Give every entry again, unchanged, and leave its images out.

• **EXERCISE MATERIALS**

---

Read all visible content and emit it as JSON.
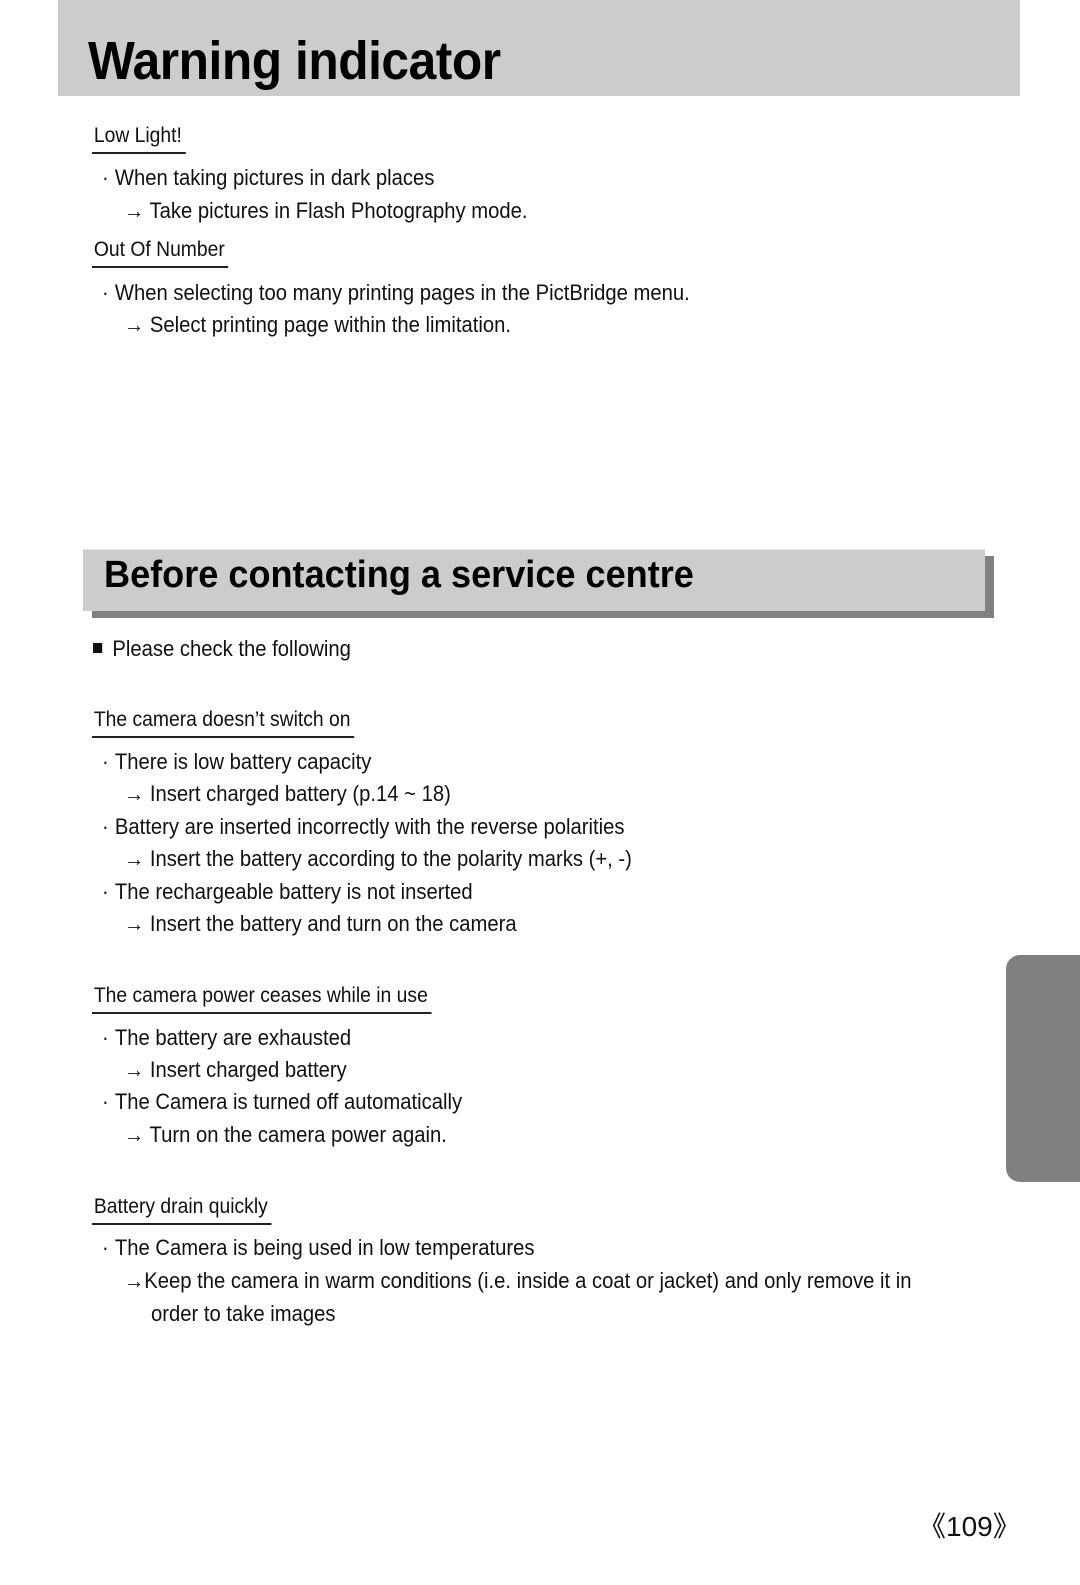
{
  "page_title": "Warning indicator",
  "warnings": [
    {
      "heading": "Low Light!",
      "items": [
        {
          "cause": "When taking pictures in dark places",
          "remedy": "Take pictures in Flash Photography mode."
        }
      ]
    },
    {
      "heading": "Out Of Number",
      "items": [
        {
          "cause": "When selecting too many printing pages in the PictBridge menu.",
          "remedy": "Select printing page within the limitation."
        }
      ]
    }
  ],
  "service": {
    "title": "Before contacting a service centre",
    "intro": "Please check the following",
    "sections": [
      {
        "heading": "The camera doesn’t switch on",
        "items": [
          {
            "cause": "There is low battery capacity",
            "remedy": "Insert charged battery (p.14 ~ 18)"
          },
          {
            "cause": "Battery are inserted incorrectly with the reverse polarities",
            "remedy": "Insert the battery according to the polarity marks (+, -)"
          },
          {
            "cause": "The rechargeable battery is not inserted",
            "remedy": "Insert the battery and turn on the camera"
          }
        ]
      },
      {
        "heading": "The camera power ceases while in use",
        "items": [
          {
            "cause": "The battery are exhausted",
            "remedy": "Insert charged battery"
          },
          {
            "cause": "The Camera is turned off automatically",
            "remedy": "Turn on the camera power again."
          }
        ]
      },
      {
        "heading": "Battery drain quickly",
        "items": [
          {
            "cause": "The Camera is being used in low temperatures",
            "remedy": "Keep the camera in warm conditions (i.e. inside a coat or jacket) and only remove it in",
            "remedy_cont": "order to take images"
          }
        ]
      }
    ]
  },
  "symbols": {
    "bullet": "·",
    "arrow": "→"
  },
  "page_number": "《109》",
  "colors": {
    "band": "#cccccc",
    "shadow": "#808080",
    "side_tab": "#808080"
  }
}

---

• **WRITTEN SOLUTION**
Read all visible content and emit it as JSON.
{
  "page_title": "Warning indicator",
  "warnings": [
    {
      "heading": "Low Light!",
      "items": [
        {
          "cause": "When taking pictures in dark places",
          "remedy": "Take pictures in Flash Photography mode."
        }
      ]
    },
    {
      "heading": "Out Of Number",
      "items": [
        {
          "cause": "When selecting too many printing pages in the PictBridge menu.",
          "remedy": "Select printing page within the limitation."
        }
      ]
    }
  ],
  "service": {
    "title": "Before contacting a service centre",
    "intro": "Please check the following",
    "sections": [
      {
        "heading": "The camera doesn’t switch on",
        "items": [
          {
            "cause": "There is low battery capacity",
            "remedy": "Insert charged battery (p.14 ~ 18)"
          },
          {
            "cause": "Battery are inserted incorrectly with the reverse polarities",
            "remedy": "Insert the battery according to the polarity marks (+, -)"
          },
          {
            "cause": "The rechargeable battery is not inserted",
            "remedy": "Insert the battery and turn on the camera"
          }
        ]
      },
      {
        "heading": "The camera power ceases while in use",
        "items": [
          {
            "cause": "The battery are exhausted",
            "remedy": "Insert charged battery"
          },
          {
            "cause": "The Camera is turned off automatically",
            "remedy": "Turn on the camera power again."
          }
        ]
      },
      {
        "heading": "Battery drain quickly",
        "items": [
          {
            "cause": "The Camera is being used in low temperatures",
            "remedy": "Keep the camera in warm conditions (i.e. inside a coat or jacket) and only remove it in",
            "remedy_cont": "order to take images"
          }
        ]
      }
    ]
  },
  "symbols": {
    "bullet": "·",
    "arrow": "→"
  },
  "page_number": "《109》",
  "colors": {
    "band": "#cccccc",
    "shadow": "#808080",
    "side_tab": "#808080"
  }
}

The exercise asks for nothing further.